| Exercise brief |
Exactly as they appear, output all of the records. Skip any images.
_ _ _ _ _
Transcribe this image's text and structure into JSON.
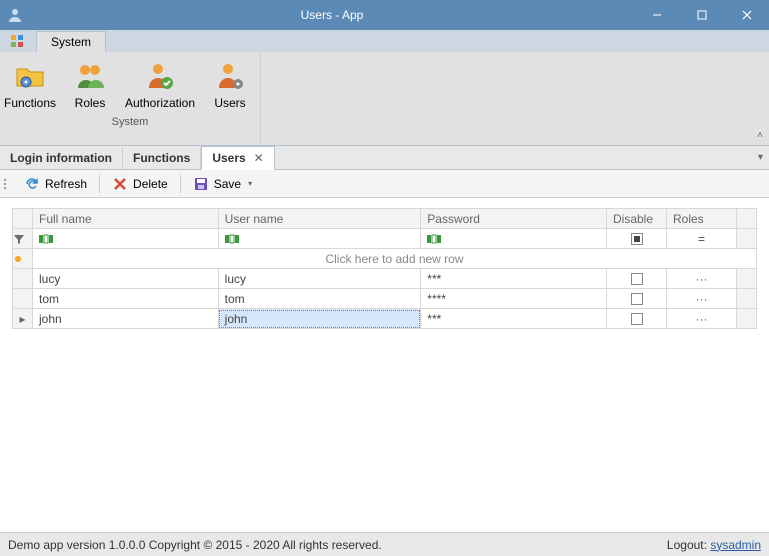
{
  "window": {
    "title": "Users - App"
  },
  "ribbon": {
    "activeTab": "System",
    "group": "System",
    "items": {
      "functions": "Functions",
      "roles": "Roles",
      "authorization": "Authorization",
      "users": "Users"
    }
  },
  "docTabs": {
    "login": "Login information",
    "functions": "Functions",
    "users": "Users"
  },
  "toolbar": {
    "refresh": "Refresh",
    "delete": "Delete",
    "save": "Save"
  },
  "grid": {
    "headers": {
      "fullname": "Full name",
      "username": "User name",
      "password": "Password",
      "disable": "Disable",
      "roles": "Roles"
    },
    "addRow": "Click here to add new row",
    "rows": [
      {
        "fullname": "lucy",
        "username": "lucy",
        "password": "***",
        "disable": false
      },
      {
        "fullname": "tom",
        "username": "tom",
        "password": "****",
        "disable": false
      },
      {
        "fullname": "john",
        "username": "john",
        "password": "***",
        "disable": false
      }
    ],
    "editing": {
      "row": 2,
      "col": "username"
    }
  },
  "status": {
    "text": "Demo app version 1.0.0.0 Copyright © 2015 - 2020 All rights reserved.",
    "logoutLabel": "Logout:",
    "user": "sysadmin"
  }
}
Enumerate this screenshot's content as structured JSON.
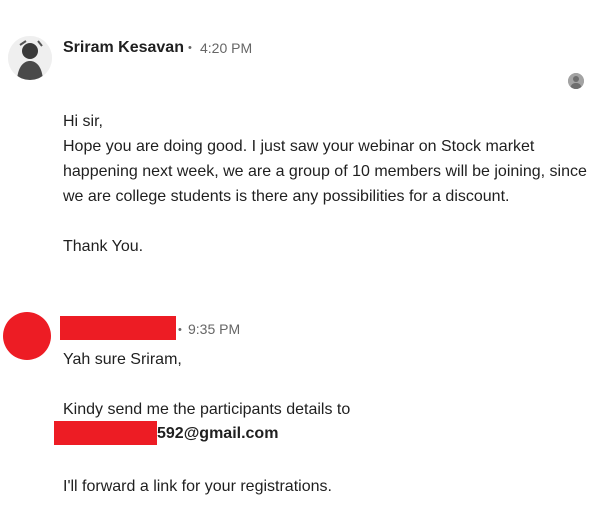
{
  "message1": {
    "sender": "Sriram Kesavan",
    "separator": "•",
    "time": "4:20 PM",
    "avatar_icon": "profile-photo-icon",
    "seen_icon": "seen-avatar-icon",
    "lines": [
      "Hi sir,",
      "Hope you are doing good. I just saw your webinar on Stock market happening next week, we are a group of 10 members will be joining, since we are college students is there any possibilities for a discount.",
      "",
      "Thank You."
    ]
  },
  "message2": {
    "separator": "•",
    "time": "9:35 PM",
    "redaction_color": "#ed1c24",
    "line1": "Yah sure Sriram,",
    "line2": "Kindy send me the participants details to",
    "email_visible": "592@gmail.com",
    "line3": "I'll forward a link for your registrations."
  }
}
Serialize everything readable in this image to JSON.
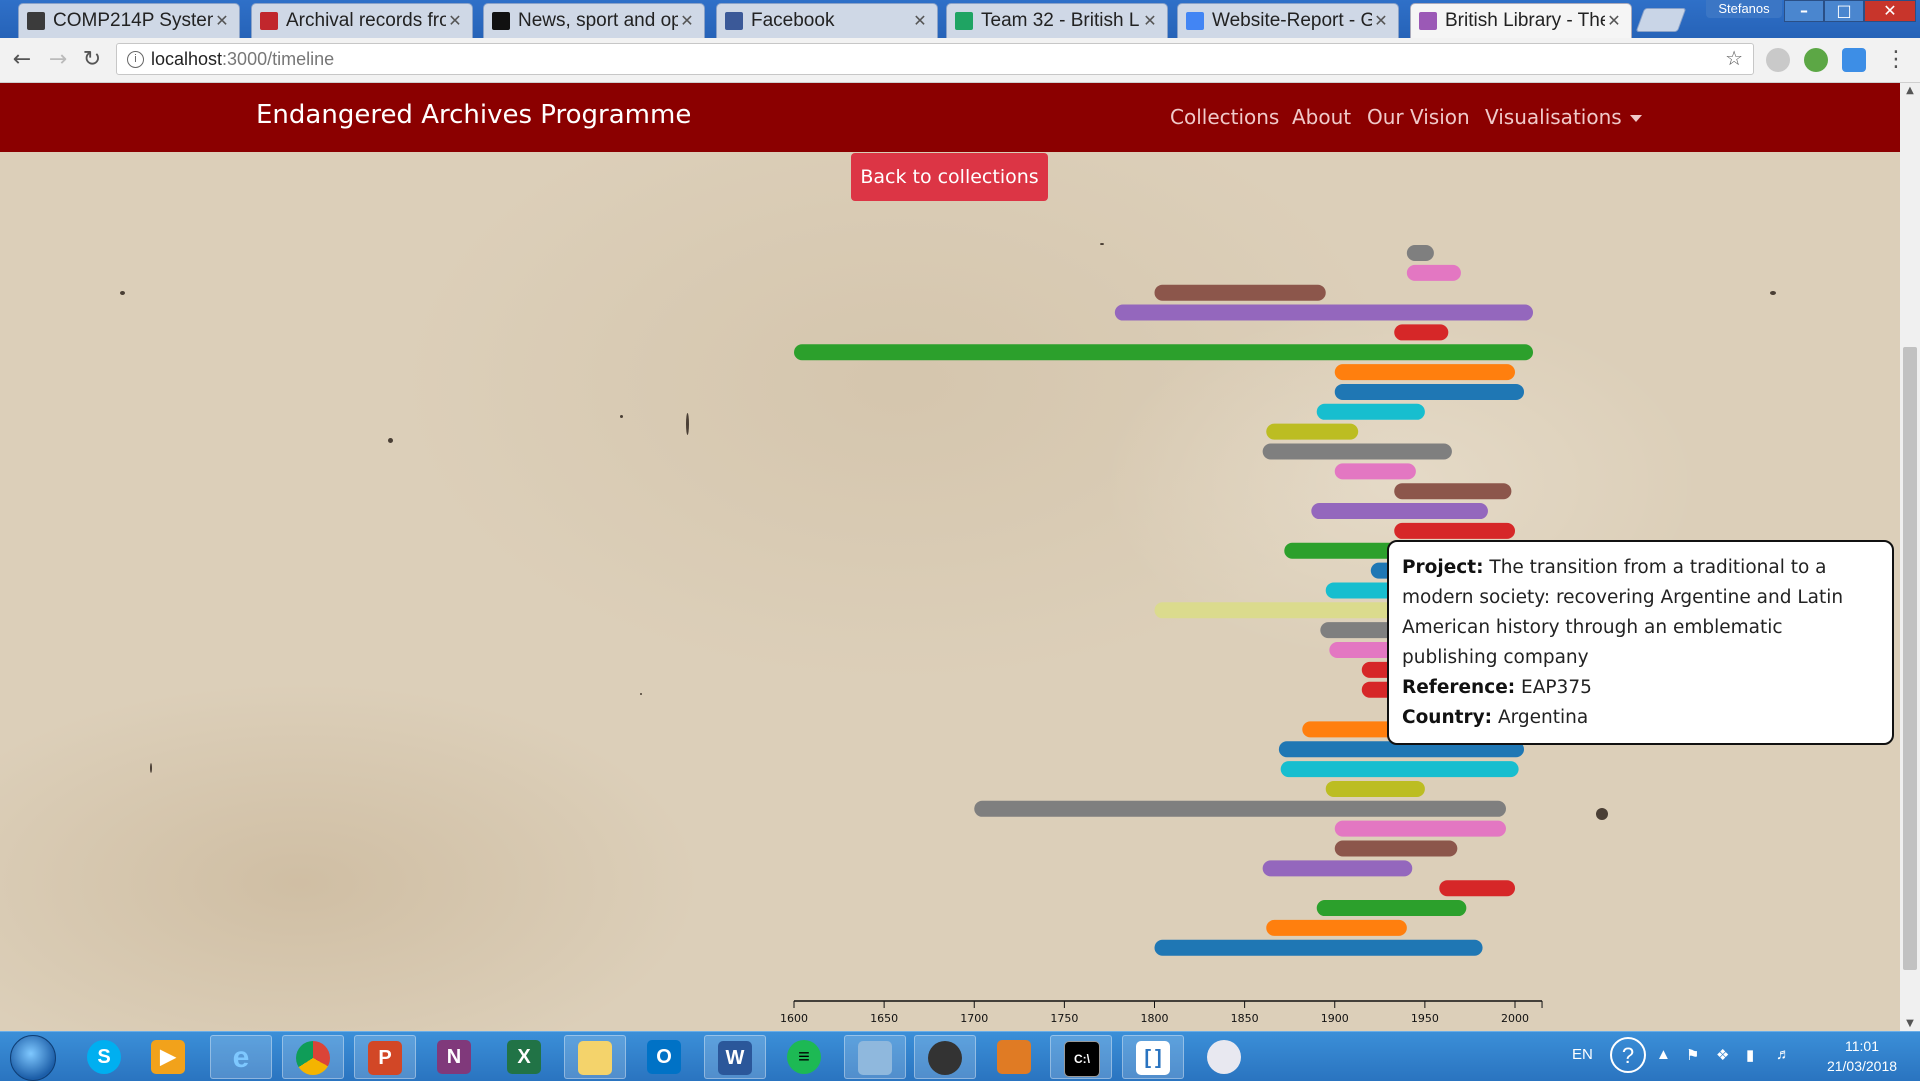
{
  "browser": {
    "tabs": [
      {
        "title": "COMP214P System",
        "favicon_color": "#3b3b3b",
        "active": false
      },
      {
        "title": "Archival records fro",
        "favicon_color": "#c1272d",
        "active": false
      },
      {
        "title": "News, sport and op",
        "favicon_color": "#111111",
        "active": false
      },
      {
        "title": "Facebook",
        "favicon_color": "#3b5998",
        "active": false
      },
      {
        "title": "Team 32 - British L",
        "favicon_color": "#1fa463",
        "active": false
      },
      {
        "title": "Website-Report - G",
        "favicon_color": "#4285f4",
        "active": false
      },
      {
        "title": "British Library - The",
        "favicon_color": "#9b59b6",
        "active": true
      }
    ],
    "profile_name": "Stefanos",
    "url_host": "localhost",
    "url_rest": ":3000/timeline"
  },
  "navbar": {
    "brand": "Endangered Archives Programme",
    "links": [
      "Collections",
      "About",
      "Our Vision",
      "Visualisations"
    ],
    "accent": "#8b0000"
  },
  "back_button": "Back to collections",
  "tooltip": {
    "project_label": "Project:",
    "project_value": "The transition from a traditional to a modern society: recovering Argentine and Latin American history through an emblematic publishing company",
    "reference_label": "Reference:",
    "reference_value": "EAP375",
    "country_label": "Country:",
    "country_value": "Argentina"
  },
  "chart_data": {
    "type": "bar",
    "orientation": "horizontal-range",
    "x_ticks": [
      1600,
      1650,
      1700,
      1750,
      1800,
      1850,
      1900,
      1950,
      2000
    ],
    "xlim": [
      1600,
      2015
    ],
    "ranges": [
      {
        "start": 1940,
        "end": 1955,
        "color": "#7f7f7f"
      },
      {
        "start": 1940,
        "end": 1970,
        "color": "#e377c2"
      },
      {
        "start": 1800,
        "end": 1895,
        "color": "#8c564b"
      },
      {
        "start": 1778,
        "end": 2010,
        "color": "#9467bd"
      },
      {
        "start": 1933,
        "end": 1963,
        "color": "#d62728"
      },
      {
        "start": 1600,
        "end": 2010,
        "color": "#2ca02c"
      },
      {
        "start": 1900,
        "end": 2000,
        "color": "#ff7f0e"
      },
      {
        "start": 1900,
        "end": 2005,
        "color": "#1f77b4"
      },
      {
        "start": 1890,
        "end": 1950,
        "color": "#17becf"
      },
      {
        "start": 1862,
        "end": 1913,
        "color": "#bcbd22"
      },
      {
        "start": 1860,
        "end": 1965,
        "color": "#7f7f7f"
      },
      {
        "start": 1900,
        "end": 1945,
        "color": "#e377c2"
      },
      {
        "start": 1933,
        "end": 1998,
        "color": "#8c564b"
      },
      {
        "start": 1887,
        "end": 1985,
        "color": "#9467bd"
      },
      {
        "start": 1933,
        "end": 2000,
        "color": "#d62728"
      },
      {
        "start": 1872,
        "end": 1950,
        "color": "#2ca02c"
      },
      {
        "start": 1920,
        "end": 1960,
        "color": "#1f77b4"
      },
      {
        "start": 1895,
        "end": 1950,
        "color": "#17becf"
      },
      {
        "start": 1800,
        "end": 1960,
        "color": "#dbdb8d"
      },
      {
        "start": 1892,
        "end": 1945,
        "color": "#7f7f7f"
      },
      {
        "start": 1897,
        "end": 1945,
        "color": "#e377c2"
      },
      {
        "start": 1915,
        "end": 1950,
        "color": "#d62728"
      },
      {
        "start": 1915,
        "end": 1955,
        "color": "#d62728"
      },
      {
        "start": 1930,
        "end": 1973,
        "color": "#2ca02c"
      },
      {
        "start": 1882,
        "end": 1966,
        "color": "#ff7f0e"
      },
      {
        "start": 1869,
        "end": 2005,
        "color": "#1f77b4"
      },
      {
        "start": 1870,
        "end": 2002,
        "color": "#17becf"
      },
      {
        "start": 1895,
        "end": 1950,
        "color": "#bcbd22"
      },
      {
        "start": 1700,
        "end": 1995,
        "color": "#7f7f7f"
      },
      {
        "start": 1900,
        "end": 1995,
        "color": "#e377c2"
      },
      {
        "start": 1900,
        "end": 1968,
        "color": "#8c564b"
      },
      {
        "start": 1860,
        "end": 1943,
        "color": "#9467bd"
      },
      {
        "start": 1958,
        "end": 2000,
        "color": "#d62728"
      },
      {
        "start": 1890,
        "end": 1973,
        "color": "#2ca02c"
      },
      {
        "start": 1862,
        "end": 1940,
        "color": "#ff7f0e"
      },
      {
        "start": 1800,
        "end": 1982,
        "color": "#1f77b4"
      }
    ]
  },
  "taskbar": {
    "language": "EN",
    "time": "11:01",
    "date": "21/03/2018"
  }
}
_ _ _ _ _
| Response |
Transcribe this image's text and structure into JSON.
{
  "window": {
    "title": "Users - App"
  },
  "ribbon": {
    "activeTab": "System",
    "group": "System",
    "items": {
      "functions": "Functions",
      "roles": "Roles",
      "authorization": "Authorization",
      "users": "Users"
    }
  },
  "docTabs": {
    "login": "Login information",
    "functions": "Functions",
    "users": "Users"
  },
  "toolbar": {
    "refresh": "Refresh",
    "delete": "Delete",
    "save": "Save"
  },
  "grid": {
    "headers": {
      "fullname": "Full name",
      "username": "User name",
      "password": "Password",
      "disable": "Disable",
      "roles": "Roles"
    },
    "addRow": "Click here to add new row",
    "rows": [
      {
        "fullname": "lucy",
        "username": "lucy",
        "password": "***",
        "disable": false
      },
      {
        "fullname": "tom",
        "username": "tom",
        "password": "****",
        "disable": false
      },
      {
        "fullname": "john",
        "username": "john",
        "password": "***",
        "disable": false
      }
    ],
    "editing": {
      "row": 2,
      "col": "username"
    }
  },
  "status": {
    "text": "Demo app version 1.0.0.0 Copyright © 2015 - 2020 All rights reserved.",
    "logoutLabel": "Logout:",
    "user": "sysadmin"
  }
}
Enumerate this screenshot's content as structured JSON.
{
  "message1": {
    "sender": "Sriram Kesavan",
    "separator": "•",
    "time": "4:20 PM",
    "avatar_icon": "profile-photo-icon",
    "seen_icon": "seen-avatar-icon",
    "lines": [
      "Hi sir,",
      "Hope you are doing good. I just saw your webinar on Stock market happening next week, we are a group of 10 members will be joining, since we are college students is there any possibilities for a discount.",
      "",
      "Thank You."
    ]
  },
  "message2": {
    "separator": "•",
    "time": "9:35 PM",
    "redaction_color": "#ed1c24",
    "line1": "Yah sure Sriram,",
    "line2": "Kindy send me the participants details to",
    "email_visible": "592@gmail.com",
    "line3": "I'll forward a link for your registrations."
  }
}
Serialize everything readable in this image to JSON.
{
  "browser": {
    "tabs": [
      {
        "title": "COMP214P System",
        "favicon_color": "#3b3b3b",
        "active": false
      },
      {
        "title": "Archival records fro",
        "favicon_color": "#c1272d",
        "active": false
      },
      {
        "title": "News, sport and op",
        "favicon_color": "#111111",
        "active": false
      },
      {
        "title": "Facebook",
        "favicon_color": "#3b5998",
        "active": false
      },
      {
        "title": "Team 32 - British L",
        "favicon_color": "#1fa463",
        "active": false
      },
      {
        "title": "Website-Report - G",
        "favicon_color": "#4285f4",
        "active": false
      },
      {
        "title": "British Library - The",
        "favicon_color": "#9b59b6",
        "active": true
      }
    ],
    "profile_name": "Stefanos",
    "url_host": "localhost",
    "url_rest": ":3000/timeline"
  },
  "navbar": {
    "brand": "Endangered Archives Programme",
    "links": [
      "Collections",
      "About",
      "Our Vision",
      "Visualisations"
    ],
    "accent": "#8b0000"
  },
  "back_button": "Back to collections",
  "tooltip": {
    "project_label": "Project:",
    "project_value": "The transition from a traditional to a modern society: recovering Argentine and Latin American history through an emblematic publishing company",
    "reference_label": "Reference:",
    "reference_value": "EAP375",
    "country_label": "Country:",
    "country_value": "Argentina"
  },
  "chart_data": {
    "type": "bar",
    "orientation": "horizontal-range",
    "x_ticks": [
      1600,
      1650,
      1700,
      1750,
      1800,
      1850,
      1900,
      1950,
      2000
    ],
    "xlim": [
      1600,
      2015
    ],
    "ranges": [
      {
        "start": 1940,
        "end": 1955,
        "color": "#7f7f7f"
      },
      {
        "start": 1940,
        "end": 1970,
        "color": "#e377c2"
      },
      {
        "start": 1800,
        "end": 1895,
        "color": "#8c564b"
      },
      {
        "start": 1778,
        "end": 2010,
        "color": "#9467bd"
      },
      {
        "start": 1933,
        "end": 1963,
        "color": "#d62728"
      },
      {
        "start": 1600,
        "end": 2010,
        "color": "#2ca02c"
      },
      {
        "start": 1900,
        "end": 2000,
        "color": "#ff7f0e"
      },
      {
        "start": 1900,
        "end": 2005,
        "color": "#1f77b4"
      },
      {
        "start": 1890,
        "end": 1950,
        "color": "#17becf"
      },
      {
        "start": 1862,
        "end": 1913,
        "color": "#bcbd22"
      },
      {
        "start": 1860,
        "end": 1965,
        "color": "#7f7f7f"
      },
      {
        "start": 1900,
        "end": 1945,
        "color": "#e377c2"
      },
      {
        "start": 1933,
        "end": 1998,
        "color": "#8c564b"
      },
      {
        "start": 1887,
        "end": 1985,
        "color": "#9467bd"
      },
      {
        "start": 1933,
        "end": 2000,
        "color": "#d62728"
      },
      {
        "start": 1872,
        "end": 1950,
        "color": "#2ca02c"
      },
      {
        "start": 1920,
        "end": 1960,
        "color": "#1f77b4"
      },
      {
        "start": 1895,
        "end": 1950,
        "color": "#17becf"
      },
      {
        "start": 1800,
        "end": 1960,
        "color": "#dbdb8d"
      },
      {
        "start": 1892,
        "end": 1945,
        "color": "#7f7f7f"
      },
      {
        "start": 1897,
        "end": 1945,
        "color": "#e377c2"
      },
      {
        "start": 1915,
        "end": 1950,
        "color": "#d62728"
      },
      {
        "start": 1915,
        "end": 1955,
        "color": "#d62728"
      },
      {
        "start": 1930,
        "end": 1973,
        "color": "#2ca02c"
      },
      {
        "start": 1882,
        "end": 1966,
        "color": "#ff7f0e"
      },
      {
        "start": 1869,
        "end": 2005,
        "color": "#1f77b4"
      },
      {
        "start": 1870,
        "end": 2002,
        "color": "#17becf"
      },
      {
        "start": 1895,
        "end": 1950,
        "color": "#bcbd22"
      },
      {
        "start": 1700,
        "end": 1995,
        "color": "#7f7f7f"
      },
      {
        "start": 1900,
        "end": 1995,
        "color": "#e377c2"
      },
      {
        "start": 1900,
        "end": 1968,
        "color": "#8c564b"
      },
      {
        "start": 1860,
        "end": 1943,
        "color": "#9467bd"
      },
      {
        "start": 1958,
        "end": 2000,
        "color": "#d62728"
      },
      {
        "start": 1890,
        "end": 1973,
        "color": "#2ca02c"
      },
      {
        "start": 1862,
        "end": 1940,
        "color": "#ff7f0e"
      },
      {
        "start": 1800,
        "end": 1982,
        "color": "#1f77b4"
      }
    ]
  },
  "taskbar": {
    "language": "EN",
    "time": "11:01",
    "date": "21/03/2018"
  }
}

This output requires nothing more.